Exercise task:
Search the records for the word "ORIONFOLD" and report each line that has it.

(begin)

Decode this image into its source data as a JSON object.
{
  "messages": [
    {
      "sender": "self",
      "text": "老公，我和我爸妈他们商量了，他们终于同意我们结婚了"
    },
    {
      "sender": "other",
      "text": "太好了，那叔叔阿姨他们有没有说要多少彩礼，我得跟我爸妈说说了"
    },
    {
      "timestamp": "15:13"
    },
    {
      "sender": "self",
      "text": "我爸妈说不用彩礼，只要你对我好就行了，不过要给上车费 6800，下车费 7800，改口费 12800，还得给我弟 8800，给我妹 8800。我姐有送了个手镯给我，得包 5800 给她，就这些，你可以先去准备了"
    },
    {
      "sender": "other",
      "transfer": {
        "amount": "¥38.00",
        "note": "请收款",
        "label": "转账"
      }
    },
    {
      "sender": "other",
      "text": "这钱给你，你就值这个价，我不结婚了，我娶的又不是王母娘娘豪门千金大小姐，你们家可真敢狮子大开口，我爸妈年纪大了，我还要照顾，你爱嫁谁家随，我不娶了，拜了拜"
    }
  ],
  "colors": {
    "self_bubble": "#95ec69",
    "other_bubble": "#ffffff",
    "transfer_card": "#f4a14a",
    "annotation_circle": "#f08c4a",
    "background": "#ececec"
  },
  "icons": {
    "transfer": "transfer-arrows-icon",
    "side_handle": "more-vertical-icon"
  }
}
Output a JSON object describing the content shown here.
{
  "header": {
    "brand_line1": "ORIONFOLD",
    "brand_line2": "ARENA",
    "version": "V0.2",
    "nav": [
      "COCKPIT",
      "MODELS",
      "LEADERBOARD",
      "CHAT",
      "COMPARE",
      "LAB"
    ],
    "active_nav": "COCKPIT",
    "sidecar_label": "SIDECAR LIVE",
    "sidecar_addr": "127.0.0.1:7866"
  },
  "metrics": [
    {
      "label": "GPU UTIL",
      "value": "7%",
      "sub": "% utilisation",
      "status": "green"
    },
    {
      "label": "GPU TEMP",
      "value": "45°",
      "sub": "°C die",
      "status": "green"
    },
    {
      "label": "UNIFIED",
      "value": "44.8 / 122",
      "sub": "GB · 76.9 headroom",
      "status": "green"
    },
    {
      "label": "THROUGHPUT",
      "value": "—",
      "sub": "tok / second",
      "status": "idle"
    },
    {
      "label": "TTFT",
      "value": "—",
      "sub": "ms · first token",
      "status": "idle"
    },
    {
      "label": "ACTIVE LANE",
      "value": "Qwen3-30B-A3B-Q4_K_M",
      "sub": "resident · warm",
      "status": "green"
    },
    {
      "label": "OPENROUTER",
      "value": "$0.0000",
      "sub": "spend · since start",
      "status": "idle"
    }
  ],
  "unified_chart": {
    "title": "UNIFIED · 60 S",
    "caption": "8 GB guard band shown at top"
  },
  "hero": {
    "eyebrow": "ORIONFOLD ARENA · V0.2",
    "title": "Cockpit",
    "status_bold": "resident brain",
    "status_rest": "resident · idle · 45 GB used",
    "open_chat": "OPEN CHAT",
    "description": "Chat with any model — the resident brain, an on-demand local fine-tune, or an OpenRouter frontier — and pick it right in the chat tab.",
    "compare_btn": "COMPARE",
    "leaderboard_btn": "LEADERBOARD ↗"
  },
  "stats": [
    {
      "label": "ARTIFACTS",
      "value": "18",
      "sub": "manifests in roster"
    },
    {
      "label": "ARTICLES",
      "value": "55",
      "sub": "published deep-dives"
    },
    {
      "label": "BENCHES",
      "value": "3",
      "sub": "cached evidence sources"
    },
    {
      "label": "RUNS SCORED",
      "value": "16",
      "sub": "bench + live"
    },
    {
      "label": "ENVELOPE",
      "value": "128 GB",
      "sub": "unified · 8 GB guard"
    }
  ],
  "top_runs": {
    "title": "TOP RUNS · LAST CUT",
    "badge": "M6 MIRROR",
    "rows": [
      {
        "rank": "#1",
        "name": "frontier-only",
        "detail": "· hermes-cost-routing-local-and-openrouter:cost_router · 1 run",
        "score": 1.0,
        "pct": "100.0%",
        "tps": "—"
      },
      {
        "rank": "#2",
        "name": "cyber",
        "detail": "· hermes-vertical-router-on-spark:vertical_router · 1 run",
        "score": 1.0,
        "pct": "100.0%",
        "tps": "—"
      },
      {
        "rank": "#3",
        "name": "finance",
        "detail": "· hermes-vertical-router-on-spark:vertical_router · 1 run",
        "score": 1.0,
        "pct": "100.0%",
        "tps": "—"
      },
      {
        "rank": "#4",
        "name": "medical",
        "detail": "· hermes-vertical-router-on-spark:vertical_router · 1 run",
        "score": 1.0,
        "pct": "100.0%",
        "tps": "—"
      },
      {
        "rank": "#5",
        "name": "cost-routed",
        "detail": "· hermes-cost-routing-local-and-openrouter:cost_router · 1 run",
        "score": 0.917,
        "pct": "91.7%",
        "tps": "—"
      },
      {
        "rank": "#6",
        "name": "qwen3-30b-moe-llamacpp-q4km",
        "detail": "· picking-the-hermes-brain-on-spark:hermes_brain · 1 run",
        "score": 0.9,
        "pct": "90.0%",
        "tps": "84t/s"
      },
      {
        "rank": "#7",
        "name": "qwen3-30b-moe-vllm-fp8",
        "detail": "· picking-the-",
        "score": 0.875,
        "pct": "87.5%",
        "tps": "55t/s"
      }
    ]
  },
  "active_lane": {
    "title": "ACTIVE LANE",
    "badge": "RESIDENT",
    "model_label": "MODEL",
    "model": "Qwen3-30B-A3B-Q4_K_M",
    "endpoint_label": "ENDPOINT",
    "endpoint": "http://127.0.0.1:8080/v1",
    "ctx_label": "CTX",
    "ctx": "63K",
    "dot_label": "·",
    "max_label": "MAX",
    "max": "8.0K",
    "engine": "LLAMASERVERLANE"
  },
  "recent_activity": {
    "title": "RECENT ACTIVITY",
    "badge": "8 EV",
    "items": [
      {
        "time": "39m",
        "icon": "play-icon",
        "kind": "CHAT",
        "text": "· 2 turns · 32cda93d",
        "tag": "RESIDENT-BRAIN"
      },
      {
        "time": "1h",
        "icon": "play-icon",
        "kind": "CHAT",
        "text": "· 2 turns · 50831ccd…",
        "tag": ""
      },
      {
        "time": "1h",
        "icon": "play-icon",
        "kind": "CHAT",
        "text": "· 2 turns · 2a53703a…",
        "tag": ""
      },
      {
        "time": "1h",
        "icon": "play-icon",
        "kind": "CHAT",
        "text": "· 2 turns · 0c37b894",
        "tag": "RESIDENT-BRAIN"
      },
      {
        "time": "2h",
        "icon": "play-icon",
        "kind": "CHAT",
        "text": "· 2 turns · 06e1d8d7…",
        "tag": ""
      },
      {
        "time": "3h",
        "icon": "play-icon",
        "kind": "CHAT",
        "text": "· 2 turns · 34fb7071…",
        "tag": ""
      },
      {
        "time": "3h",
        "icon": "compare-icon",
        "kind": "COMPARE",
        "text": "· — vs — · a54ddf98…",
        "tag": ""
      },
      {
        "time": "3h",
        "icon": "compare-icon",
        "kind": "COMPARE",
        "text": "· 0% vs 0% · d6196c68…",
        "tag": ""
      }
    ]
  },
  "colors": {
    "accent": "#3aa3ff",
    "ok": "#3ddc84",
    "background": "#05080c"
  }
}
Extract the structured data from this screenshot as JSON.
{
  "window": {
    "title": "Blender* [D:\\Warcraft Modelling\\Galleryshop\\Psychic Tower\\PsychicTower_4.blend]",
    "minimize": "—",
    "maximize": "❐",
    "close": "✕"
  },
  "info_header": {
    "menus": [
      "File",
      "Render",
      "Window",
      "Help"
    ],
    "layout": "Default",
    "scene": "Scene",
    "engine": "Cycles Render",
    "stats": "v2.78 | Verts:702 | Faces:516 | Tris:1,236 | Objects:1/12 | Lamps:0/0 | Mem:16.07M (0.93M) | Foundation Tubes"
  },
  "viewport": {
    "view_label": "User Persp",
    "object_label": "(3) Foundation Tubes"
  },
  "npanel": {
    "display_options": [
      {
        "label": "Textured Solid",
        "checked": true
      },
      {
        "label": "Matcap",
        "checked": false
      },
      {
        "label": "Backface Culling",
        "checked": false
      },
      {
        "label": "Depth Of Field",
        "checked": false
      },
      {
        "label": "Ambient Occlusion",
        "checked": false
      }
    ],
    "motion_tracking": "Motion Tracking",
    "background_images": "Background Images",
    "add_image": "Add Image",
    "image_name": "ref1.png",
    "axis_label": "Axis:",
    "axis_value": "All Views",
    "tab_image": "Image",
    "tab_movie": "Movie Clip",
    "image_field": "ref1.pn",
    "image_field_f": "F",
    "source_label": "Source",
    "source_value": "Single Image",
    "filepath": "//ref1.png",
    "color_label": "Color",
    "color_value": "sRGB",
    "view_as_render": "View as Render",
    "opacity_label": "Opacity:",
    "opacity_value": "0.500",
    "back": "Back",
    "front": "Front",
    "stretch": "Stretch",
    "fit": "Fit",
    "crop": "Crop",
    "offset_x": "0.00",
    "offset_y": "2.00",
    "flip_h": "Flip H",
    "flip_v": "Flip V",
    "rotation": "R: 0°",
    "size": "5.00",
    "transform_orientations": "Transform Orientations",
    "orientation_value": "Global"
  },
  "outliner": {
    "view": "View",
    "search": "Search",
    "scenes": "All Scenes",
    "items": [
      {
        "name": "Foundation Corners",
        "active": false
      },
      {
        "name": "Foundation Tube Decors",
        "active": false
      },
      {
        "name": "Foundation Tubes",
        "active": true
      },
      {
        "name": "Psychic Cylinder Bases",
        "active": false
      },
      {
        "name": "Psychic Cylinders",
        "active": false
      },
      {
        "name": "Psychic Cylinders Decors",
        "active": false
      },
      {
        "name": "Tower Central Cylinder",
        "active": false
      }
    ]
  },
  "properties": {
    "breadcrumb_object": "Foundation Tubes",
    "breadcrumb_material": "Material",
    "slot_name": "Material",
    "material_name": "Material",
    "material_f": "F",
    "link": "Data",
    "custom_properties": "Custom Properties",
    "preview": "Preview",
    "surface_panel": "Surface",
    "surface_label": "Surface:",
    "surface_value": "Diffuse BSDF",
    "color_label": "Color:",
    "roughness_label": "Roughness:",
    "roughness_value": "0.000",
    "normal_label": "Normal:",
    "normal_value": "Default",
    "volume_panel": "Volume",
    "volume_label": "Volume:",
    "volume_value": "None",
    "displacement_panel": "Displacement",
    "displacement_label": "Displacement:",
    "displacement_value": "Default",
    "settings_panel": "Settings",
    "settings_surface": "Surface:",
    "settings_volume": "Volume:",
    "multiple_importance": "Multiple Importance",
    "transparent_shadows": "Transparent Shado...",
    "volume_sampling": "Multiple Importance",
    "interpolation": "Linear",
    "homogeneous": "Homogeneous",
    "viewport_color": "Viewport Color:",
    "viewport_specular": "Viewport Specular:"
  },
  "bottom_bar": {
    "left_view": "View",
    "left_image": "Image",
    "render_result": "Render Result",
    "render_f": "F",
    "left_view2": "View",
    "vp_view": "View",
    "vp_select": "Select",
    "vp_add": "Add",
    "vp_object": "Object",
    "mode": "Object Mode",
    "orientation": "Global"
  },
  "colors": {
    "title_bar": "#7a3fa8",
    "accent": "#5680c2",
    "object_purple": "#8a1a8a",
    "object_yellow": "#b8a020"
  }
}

(end)

Worked solution:
    "brand_line1": "ORIONFOLD",
    "eyebrow": "ORIONFOLD ARENA · V0.2",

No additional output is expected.